**Problem requirements**
Each line below that contains "Rate" counts once; report the total and nothing more.

**Records supplied**
● ● ● ● ● ● ●
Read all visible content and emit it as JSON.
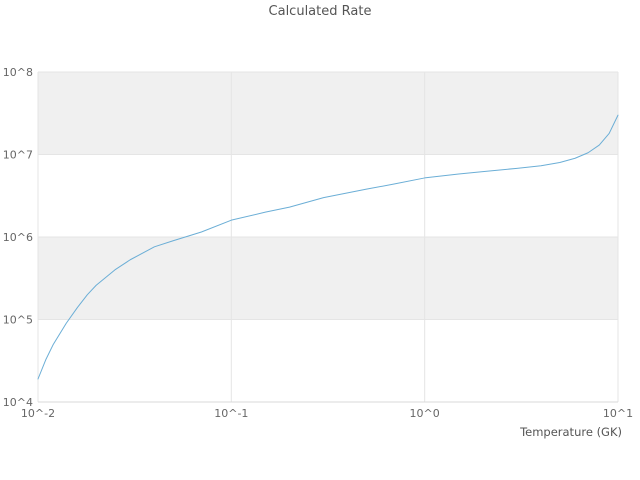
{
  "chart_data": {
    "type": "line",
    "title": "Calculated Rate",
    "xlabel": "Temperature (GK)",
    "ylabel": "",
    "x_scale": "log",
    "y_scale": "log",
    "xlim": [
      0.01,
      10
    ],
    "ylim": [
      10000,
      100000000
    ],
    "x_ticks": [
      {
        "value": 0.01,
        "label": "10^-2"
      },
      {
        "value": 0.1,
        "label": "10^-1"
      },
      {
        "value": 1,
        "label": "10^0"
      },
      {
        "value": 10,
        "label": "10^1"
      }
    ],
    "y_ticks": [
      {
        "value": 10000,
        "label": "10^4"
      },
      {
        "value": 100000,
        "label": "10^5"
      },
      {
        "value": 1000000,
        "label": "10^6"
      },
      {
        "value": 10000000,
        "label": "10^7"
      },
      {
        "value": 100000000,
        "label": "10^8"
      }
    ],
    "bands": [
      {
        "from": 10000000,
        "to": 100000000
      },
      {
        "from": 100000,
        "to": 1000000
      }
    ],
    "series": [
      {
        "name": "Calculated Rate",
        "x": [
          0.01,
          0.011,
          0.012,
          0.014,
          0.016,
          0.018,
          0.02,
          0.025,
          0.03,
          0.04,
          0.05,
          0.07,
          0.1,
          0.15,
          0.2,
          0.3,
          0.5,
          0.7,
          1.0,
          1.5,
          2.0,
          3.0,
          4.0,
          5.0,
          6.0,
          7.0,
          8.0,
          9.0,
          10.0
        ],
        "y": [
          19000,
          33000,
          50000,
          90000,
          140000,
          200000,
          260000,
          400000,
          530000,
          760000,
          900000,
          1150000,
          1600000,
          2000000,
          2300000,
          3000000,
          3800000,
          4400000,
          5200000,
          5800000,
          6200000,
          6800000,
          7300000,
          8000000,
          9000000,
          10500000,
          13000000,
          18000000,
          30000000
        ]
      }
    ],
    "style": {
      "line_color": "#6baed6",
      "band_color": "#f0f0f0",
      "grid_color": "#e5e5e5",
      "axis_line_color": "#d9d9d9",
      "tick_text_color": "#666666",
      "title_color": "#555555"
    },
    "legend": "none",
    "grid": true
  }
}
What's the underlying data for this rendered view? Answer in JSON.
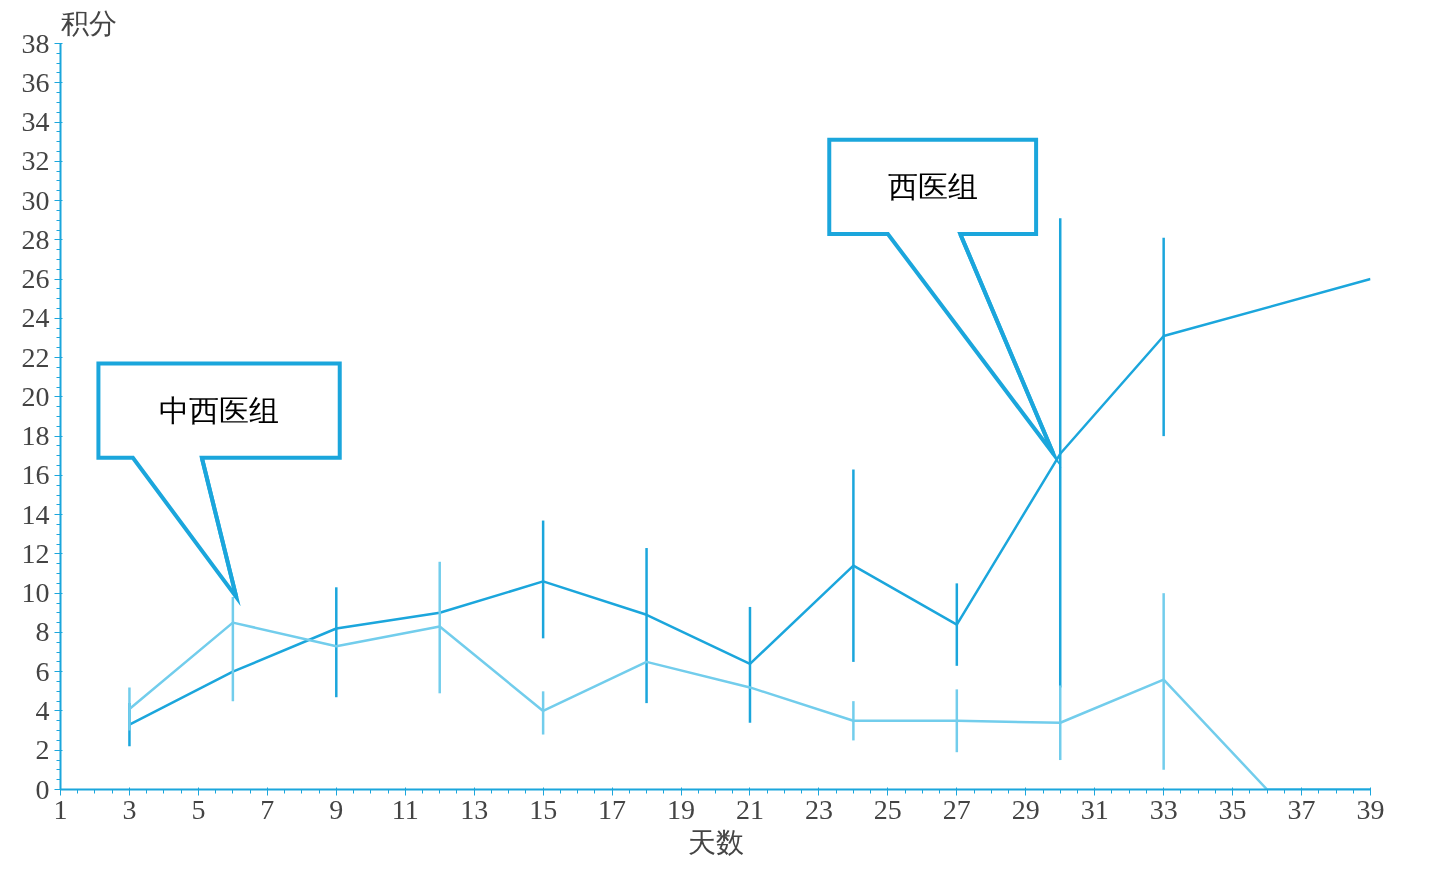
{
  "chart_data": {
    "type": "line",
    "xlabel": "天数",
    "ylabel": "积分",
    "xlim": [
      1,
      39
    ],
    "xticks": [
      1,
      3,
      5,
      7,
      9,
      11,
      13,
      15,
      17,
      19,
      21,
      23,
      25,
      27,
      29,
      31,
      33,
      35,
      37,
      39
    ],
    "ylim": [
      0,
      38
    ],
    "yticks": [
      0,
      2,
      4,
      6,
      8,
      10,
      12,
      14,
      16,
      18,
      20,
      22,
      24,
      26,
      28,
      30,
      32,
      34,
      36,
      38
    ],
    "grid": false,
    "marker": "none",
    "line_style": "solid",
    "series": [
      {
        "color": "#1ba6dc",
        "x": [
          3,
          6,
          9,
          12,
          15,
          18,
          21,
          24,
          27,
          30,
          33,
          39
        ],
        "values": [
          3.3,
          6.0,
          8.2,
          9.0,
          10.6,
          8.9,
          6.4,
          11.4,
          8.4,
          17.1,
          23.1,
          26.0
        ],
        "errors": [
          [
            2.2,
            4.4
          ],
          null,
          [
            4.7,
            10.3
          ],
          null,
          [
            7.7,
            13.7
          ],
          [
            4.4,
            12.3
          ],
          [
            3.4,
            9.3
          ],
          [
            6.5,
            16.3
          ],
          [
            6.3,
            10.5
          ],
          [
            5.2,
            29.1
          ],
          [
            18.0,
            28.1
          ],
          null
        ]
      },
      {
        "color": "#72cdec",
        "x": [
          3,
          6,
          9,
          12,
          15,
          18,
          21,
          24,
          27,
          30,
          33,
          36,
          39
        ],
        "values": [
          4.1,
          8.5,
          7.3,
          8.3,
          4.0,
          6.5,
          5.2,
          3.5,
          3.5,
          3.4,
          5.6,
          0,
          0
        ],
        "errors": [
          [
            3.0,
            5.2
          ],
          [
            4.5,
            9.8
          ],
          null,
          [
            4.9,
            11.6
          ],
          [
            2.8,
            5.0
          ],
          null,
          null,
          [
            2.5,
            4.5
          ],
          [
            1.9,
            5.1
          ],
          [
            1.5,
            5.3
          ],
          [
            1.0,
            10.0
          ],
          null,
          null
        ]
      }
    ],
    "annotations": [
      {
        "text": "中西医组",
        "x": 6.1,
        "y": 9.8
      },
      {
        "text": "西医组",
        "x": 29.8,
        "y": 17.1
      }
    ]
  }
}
● ● ● ● ● ● ●
**Output for this exercise**
2